§ Records for the task:

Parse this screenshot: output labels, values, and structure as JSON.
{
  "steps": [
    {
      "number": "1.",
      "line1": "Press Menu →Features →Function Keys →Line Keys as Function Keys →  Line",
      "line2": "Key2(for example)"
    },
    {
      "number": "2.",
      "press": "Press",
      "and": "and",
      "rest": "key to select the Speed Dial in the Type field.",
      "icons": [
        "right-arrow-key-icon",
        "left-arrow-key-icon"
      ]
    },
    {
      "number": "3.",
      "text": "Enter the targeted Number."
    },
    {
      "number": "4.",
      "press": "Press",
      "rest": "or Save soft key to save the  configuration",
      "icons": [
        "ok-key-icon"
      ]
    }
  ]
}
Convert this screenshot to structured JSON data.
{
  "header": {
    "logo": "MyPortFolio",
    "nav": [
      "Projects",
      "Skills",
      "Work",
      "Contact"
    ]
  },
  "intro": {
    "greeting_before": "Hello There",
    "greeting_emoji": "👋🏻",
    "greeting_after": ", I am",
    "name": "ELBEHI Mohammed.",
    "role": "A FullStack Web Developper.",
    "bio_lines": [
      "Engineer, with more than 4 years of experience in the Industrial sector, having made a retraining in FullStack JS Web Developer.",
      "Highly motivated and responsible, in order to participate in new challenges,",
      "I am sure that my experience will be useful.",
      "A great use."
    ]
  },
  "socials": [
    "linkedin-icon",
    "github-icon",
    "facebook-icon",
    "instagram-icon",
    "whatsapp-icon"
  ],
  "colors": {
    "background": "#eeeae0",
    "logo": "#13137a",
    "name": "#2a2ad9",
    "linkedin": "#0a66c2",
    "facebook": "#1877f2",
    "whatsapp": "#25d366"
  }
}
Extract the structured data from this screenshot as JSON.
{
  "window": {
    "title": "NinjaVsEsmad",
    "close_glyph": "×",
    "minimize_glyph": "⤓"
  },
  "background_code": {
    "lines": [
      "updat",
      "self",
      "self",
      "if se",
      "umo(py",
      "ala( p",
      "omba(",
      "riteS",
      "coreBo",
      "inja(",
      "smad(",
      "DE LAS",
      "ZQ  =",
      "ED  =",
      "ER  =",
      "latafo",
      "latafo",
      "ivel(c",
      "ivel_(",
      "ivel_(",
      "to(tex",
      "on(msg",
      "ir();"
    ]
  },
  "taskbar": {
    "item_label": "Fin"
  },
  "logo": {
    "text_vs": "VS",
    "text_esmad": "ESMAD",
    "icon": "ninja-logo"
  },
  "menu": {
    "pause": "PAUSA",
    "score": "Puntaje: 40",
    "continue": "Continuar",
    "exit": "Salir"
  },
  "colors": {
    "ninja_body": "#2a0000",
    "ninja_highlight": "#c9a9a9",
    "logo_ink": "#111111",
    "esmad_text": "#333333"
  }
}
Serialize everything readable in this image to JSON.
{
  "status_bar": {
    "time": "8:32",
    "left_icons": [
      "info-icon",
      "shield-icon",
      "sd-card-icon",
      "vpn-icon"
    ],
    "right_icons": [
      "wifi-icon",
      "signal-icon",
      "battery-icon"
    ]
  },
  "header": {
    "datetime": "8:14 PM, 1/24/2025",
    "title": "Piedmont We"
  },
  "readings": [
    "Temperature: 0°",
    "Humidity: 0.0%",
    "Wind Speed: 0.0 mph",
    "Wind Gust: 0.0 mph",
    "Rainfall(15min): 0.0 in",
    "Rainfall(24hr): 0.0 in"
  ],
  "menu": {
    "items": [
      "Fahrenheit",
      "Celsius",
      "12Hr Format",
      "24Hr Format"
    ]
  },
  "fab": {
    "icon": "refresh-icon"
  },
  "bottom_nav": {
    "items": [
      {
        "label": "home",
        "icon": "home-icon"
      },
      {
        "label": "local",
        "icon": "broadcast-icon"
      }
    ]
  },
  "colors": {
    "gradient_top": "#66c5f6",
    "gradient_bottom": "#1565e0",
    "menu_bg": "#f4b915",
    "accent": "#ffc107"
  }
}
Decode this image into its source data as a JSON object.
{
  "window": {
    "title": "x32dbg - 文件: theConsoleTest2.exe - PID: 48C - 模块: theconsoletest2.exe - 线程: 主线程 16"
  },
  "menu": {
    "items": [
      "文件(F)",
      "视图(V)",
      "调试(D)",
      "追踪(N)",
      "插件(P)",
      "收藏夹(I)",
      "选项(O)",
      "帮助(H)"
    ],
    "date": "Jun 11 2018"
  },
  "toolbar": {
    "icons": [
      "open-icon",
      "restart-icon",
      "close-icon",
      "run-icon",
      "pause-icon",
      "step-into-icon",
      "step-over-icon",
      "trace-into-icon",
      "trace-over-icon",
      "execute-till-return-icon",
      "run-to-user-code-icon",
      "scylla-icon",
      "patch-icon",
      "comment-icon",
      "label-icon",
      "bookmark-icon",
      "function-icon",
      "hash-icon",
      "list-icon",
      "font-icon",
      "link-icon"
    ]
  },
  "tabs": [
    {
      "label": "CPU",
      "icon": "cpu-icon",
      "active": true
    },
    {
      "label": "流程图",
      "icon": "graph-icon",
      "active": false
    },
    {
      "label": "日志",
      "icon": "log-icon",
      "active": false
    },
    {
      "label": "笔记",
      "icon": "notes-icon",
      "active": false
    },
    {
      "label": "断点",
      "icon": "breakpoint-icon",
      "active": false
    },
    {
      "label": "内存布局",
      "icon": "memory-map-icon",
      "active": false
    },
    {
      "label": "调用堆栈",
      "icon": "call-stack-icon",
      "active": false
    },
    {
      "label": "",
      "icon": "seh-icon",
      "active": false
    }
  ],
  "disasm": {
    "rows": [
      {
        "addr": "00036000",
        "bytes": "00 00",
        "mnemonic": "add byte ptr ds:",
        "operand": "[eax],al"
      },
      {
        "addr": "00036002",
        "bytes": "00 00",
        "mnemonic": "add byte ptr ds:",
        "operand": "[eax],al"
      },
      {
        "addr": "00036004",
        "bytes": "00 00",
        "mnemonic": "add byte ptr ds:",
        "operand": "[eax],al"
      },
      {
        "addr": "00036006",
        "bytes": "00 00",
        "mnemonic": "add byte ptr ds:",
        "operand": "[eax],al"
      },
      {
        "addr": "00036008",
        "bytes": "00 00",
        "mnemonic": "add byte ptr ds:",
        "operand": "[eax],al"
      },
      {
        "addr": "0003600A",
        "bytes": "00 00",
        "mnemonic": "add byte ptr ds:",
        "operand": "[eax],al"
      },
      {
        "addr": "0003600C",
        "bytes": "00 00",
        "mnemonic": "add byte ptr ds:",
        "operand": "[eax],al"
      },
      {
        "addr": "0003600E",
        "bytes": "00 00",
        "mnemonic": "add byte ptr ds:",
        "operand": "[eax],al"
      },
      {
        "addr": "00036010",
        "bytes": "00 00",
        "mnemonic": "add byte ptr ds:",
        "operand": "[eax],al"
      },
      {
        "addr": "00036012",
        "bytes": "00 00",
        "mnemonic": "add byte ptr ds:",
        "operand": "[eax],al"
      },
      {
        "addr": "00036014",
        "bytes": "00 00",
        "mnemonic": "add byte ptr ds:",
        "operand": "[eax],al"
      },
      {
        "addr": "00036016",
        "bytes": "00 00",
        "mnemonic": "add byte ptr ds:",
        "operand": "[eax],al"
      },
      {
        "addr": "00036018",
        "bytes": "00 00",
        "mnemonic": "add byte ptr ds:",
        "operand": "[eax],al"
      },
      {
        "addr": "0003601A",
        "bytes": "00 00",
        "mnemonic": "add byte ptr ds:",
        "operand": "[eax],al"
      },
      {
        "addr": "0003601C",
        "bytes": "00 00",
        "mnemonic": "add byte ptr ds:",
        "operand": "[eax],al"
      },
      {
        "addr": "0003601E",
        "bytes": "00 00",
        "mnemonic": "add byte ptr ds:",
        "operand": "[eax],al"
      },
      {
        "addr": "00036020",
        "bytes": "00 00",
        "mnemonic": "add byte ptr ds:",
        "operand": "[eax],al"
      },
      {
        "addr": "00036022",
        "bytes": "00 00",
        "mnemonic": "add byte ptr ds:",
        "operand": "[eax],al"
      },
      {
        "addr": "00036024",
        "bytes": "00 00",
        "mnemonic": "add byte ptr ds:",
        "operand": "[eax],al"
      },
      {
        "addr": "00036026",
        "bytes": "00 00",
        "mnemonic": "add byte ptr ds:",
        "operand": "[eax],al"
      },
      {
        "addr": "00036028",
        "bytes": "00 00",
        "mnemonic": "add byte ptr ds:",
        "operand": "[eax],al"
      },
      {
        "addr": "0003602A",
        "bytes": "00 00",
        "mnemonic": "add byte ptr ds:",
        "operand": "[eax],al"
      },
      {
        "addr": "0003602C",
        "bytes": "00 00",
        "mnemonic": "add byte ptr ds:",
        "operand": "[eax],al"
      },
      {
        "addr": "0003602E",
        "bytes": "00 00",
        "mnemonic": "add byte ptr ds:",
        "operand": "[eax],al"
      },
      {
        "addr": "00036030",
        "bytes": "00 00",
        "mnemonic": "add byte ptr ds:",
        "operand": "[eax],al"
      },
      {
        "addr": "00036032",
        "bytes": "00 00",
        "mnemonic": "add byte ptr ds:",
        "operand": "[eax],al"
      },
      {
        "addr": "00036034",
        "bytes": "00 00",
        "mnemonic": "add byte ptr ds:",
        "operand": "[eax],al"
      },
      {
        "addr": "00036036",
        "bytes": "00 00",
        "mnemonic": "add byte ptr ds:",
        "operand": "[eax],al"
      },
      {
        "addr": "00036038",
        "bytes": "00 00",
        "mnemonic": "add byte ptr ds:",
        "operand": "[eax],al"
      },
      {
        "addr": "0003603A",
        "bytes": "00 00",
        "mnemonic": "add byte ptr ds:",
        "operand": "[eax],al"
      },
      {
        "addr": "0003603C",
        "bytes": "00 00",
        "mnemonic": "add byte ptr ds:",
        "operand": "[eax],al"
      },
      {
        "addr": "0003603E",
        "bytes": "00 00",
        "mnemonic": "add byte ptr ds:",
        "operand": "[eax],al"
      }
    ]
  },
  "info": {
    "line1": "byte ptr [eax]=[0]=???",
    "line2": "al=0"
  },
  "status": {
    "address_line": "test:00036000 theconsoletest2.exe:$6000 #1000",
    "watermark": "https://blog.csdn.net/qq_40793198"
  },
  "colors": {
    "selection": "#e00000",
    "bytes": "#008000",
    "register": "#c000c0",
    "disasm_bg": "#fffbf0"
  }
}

§ Work to complete:
Return all lines with the word "structured" in them.

§ Solution for this task:
Convert this screenshot to structured JSON data.
Extract the structured data from this screenshot as JSON.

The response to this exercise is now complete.